• [Records provided]:

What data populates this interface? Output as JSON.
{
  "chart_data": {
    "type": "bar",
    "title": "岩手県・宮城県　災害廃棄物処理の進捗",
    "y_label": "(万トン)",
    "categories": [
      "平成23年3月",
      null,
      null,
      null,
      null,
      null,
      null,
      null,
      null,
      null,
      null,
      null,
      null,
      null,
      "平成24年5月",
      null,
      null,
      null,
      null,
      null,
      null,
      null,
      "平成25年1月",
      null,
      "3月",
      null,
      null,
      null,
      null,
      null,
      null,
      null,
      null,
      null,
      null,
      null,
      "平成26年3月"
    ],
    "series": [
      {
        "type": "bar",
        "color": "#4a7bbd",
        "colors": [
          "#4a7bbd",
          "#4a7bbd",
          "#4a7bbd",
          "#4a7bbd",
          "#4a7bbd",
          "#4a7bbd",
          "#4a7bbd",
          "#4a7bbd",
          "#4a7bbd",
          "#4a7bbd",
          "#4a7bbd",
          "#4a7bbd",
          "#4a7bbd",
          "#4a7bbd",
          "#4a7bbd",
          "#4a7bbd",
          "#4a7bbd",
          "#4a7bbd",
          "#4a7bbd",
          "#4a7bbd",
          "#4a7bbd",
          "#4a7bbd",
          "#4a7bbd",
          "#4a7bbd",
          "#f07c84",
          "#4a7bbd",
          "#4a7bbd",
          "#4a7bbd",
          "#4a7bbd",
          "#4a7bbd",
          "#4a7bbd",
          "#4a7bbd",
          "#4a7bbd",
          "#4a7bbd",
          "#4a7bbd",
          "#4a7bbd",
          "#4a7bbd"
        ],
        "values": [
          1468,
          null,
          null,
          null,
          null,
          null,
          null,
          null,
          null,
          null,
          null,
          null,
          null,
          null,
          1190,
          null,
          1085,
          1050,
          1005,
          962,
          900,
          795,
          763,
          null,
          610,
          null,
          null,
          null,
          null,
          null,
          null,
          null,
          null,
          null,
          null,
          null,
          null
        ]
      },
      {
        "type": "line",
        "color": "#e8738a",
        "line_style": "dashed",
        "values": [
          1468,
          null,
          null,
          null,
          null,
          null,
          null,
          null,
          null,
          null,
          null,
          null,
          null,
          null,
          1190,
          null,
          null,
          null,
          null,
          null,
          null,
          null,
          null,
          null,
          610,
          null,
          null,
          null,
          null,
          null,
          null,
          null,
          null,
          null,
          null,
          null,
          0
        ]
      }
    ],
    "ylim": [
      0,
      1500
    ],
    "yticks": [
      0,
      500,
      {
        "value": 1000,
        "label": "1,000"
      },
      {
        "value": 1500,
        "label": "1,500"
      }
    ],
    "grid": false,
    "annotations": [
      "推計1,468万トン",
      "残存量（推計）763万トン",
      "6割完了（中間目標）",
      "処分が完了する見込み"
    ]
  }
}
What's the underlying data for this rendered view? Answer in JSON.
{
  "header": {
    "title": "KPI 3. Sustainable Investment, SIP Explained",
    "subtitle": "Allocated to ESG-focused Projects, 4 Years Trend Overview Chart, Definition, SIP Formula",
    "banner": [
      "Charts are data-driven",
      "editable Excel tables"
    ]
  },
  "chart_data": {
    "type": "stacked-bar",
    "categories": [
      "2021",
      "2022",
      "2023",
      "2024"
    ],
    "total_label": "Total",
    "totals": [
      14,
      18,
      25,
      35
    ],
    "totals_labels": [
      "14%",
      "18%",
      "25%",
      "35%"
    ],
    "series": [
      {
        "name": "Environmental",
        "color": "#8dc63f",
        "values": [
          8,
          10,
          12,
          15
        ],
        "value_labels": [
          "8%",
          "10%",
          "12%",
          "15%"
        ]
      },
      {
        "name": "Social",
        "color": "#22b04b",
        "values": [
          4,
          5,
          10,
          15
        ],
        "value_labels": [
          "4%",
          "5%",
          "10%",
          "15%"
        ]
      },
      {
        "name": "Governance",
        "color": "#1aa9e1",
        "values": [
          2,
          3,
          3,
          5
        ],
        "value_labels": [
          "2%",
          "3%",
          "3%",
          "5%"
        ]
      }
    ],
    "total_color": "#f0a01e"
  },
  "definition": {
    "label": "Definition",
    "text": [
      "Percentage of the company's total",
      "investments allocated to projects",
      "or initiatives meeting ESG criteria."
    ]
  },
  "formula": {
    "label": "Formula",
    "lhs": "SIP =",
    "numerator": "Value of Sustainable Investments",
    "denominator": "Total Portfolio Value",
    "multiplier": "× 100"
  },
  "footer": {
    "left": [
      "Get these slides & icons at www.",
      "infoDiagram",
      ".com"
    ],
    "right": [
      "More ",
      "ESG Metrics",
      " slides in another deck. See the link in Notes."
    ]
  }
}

• [Exercise objective]: Quote exactly the line containing "What's the underlying" and every later line through the end of the listing, and no other lines.

• [Exercise response]:
What's the underlying data for this rendered view? Answer in JSON.
{
  "header": {
    "title": "KPI 3. Sustainable Investment, SIP Explained",
    "subtitle": "Allocated to ESG-focused Projects, 4 Years Trend Overview Chart, Definition, SIP Formula",
    "banner": [
      "Charts are data-driven",
      "editable Excel tables"
    ]
  },
  "chart_data": {
    "type": "stacked-bar",
    "categories": [
      "2021",
      "2022",
      "2023",
      "2024"
    ],
    "total_label": "Total",
    "totals": [
      14,
      18,
      25,
      35
    ],
    "totals_labels": [
      "14%",
      "18%",
      "25%",
      "35%"
    ],
    "series": [
      {
        "name": "Environmental",
        "color": "#8dc63f",
        "values": [
          8,
          10,
          12,
          15
        ],
        "value_labels": [
          "8%",
          "10%",
          "12%",
          "15%"
        ]
      },
      {
        "name": "Social",
        "color": "#22b04b",
        "values": [
          4,
          5,
          10,
          15
        ],
        "value_labels": [
          "4%",
          "5%",
          "10%",
          "15%"
        ]
      },
      {
        "name": "Governance",
        "color": "#1aa9e1",
        "values": [
          2,
          3,
          3,
          5
        ],
        "value_labels": [
          "2%",
          "3%",
          "3%",
          "5%"
        ]
      }
    ],
    "total_color": "#f0a01e"
  },
  "definition": {
    "label": "Definition",
    "text": [
      "Percentage of the company's total",
      "investments allocated to projects",
      "or initiatives meeting ESG criteria."
    ]
  },
  "formula": {
    "label": "Formula",
    "lhs": "SIP =",
    "numerator": "Value of Sustainable Investments",
    "denominator": "Total Portfolio Value",
    "multiplier": "× 100"
  },
  "footer": {
    "left": [
      "Get these slides & icons at www.",
      "infoDiagram",
      ".com"
    ],
    "right": [
      "More ",
      "ESG Metrics",
      " slides in another deck. See the link in Notes."
    ]
  }
}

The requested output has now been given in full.